### Text block
******

Ms Shayara Bano heaved a sigh of relief on Feb 7 at the enactment of a law banning polygamy in her state Uttarakhand, the culmination of a years-long effort, including her own case before the nation’s Supreme Court.

“I can now say that my battle against age-old Islamic rules on marriage and divorce has been won,” said Ms Bano, a Muslim woman whose husband chose to have two wives and divorced her by uttering “talaq” three times.

“Islam’s allowance for men to have two or more wives at the same time had to end.”

But Ms Sadaf Jafar did not cheer the new law, which abolishes polygamy and instant divorce, even though she has been waging her own court fight against her husband for marrying another woman without her consent.

“Polygamy is permissible in Islam under strict rules and regulations, but it is misused,” said Ms Jafar, who is seeking alimony to support their two children. She says she did not consult Islamic scholars as she hoped Indian courts would provide justice.

The adoption of the Uniform Civil Code in Uttarakhand has opened a chasm between women in India’s largest religious minority.

Some, like activist Bano, 49, celebrate the new provisions as the overdue assertion of secular law over parallel syariah rulings on marriage, divorce, inheritance, adoption and succession.

For others like Ms Jafar, Muslim politicians and Islamic scholars, it is an unwelcome stunt by Prime Minister Narendra Modi’s Bharatiya Janata Party.

Adoption of the code in Uttarakhand is expected to pave the way for other states ruled by the BJP to follow suit, over angry opposition from some leaders of the 200 million Muslims who make India the world’s third-biggest Muslim country.

BJP leaders said the new code is a major reform, rooted in India’s 1950 Constitution, that aims to modernise the country’s Muslim personal laws and guarantee complete equality for women.

A 2013 survey found that 91.7 per cent of Muslim women nationwide say a Muslim man should not be allowed to have another wife while married to the first.

Still, many Muslims accuse the BJP of pursuing a Hindu agenda that discriminates against them and imposes laws interfering with Islam. Syariah law permits Muslim men to have up to four wives, and it has no stringent rules to prohibit the marriage of minors.

Ms Jafar, who has run for office with the main opposition Congress party, calls the passage of the code a tactic of Mr Modi’s government to divert attention from pressing issues like improving the livelihood of Muslims.

In addition to the polygamy ban, the new code sets a minimum marriageable age for both genders and guarantees equal shares in ancestral property to adopted children, those born out of wedlock, and those conceived through surrogate births.

Ms Jafar, who lives with her two children in Uttar Pradesh, said: “Islam has enough provisions to provide a life of dignity. We don’t need (the code) but what we need is swift justice for women fighting for their dignity.”

******

### Set tasks
**1.** Condense the paragraph of the article on the Uttarakhand civil code that begins "In addition to the polygamy ban" into a bulleted list that keeps its main facts.
**2.** Reproduce a passage from the article on the Uttarakhand civil code verbatim. Begin at the words "Still, many Muslims" and stop after "marriage of minors.".
The accompanying material is not required.

### Extracted material
******

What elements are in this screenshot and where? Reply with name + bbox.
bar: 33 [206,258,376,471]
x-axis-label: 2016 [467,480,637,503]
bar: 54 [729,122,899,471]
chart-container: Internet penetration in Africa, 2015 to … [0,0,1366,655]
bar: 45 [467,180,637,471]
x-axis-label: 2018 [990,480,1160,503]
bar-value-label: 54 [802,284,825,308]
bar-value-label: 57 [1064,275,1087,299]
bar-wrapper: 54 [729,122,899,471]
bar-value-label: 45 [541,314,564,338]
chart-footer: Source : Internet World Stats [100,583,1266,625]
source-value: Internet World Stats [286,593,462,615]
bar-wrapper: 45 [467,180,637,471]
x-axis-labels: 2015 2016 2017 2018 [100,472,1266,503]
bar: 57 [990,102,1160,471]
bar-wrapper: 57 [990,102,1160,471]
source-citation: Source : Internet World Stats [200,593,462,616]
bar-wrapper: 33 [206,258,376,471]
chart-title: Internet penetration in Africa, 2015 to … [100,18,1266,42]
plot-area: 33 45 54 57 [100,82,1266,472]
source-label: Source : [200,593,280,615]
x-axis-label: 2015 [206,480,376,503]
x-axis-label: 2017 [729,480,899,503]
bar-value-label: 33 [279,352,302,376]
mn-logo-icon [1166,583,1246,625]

******

### Replies
**1.**
- Bans polygamy
- Sets a minimum marriageable age for both genders
- Guarantees equal shares in ancestral property to adopted children, children born out of wedlock, and children conceived through surrogate births

**2.**
Still, many Muslims accuse the BJP of pursuing a Hindu agenda that discriminates against them and imposes laws interfering with Islam. Syariah law permits Muslim men to have up to four wives, and it has no stringent rules to prohibit the marriage of minors.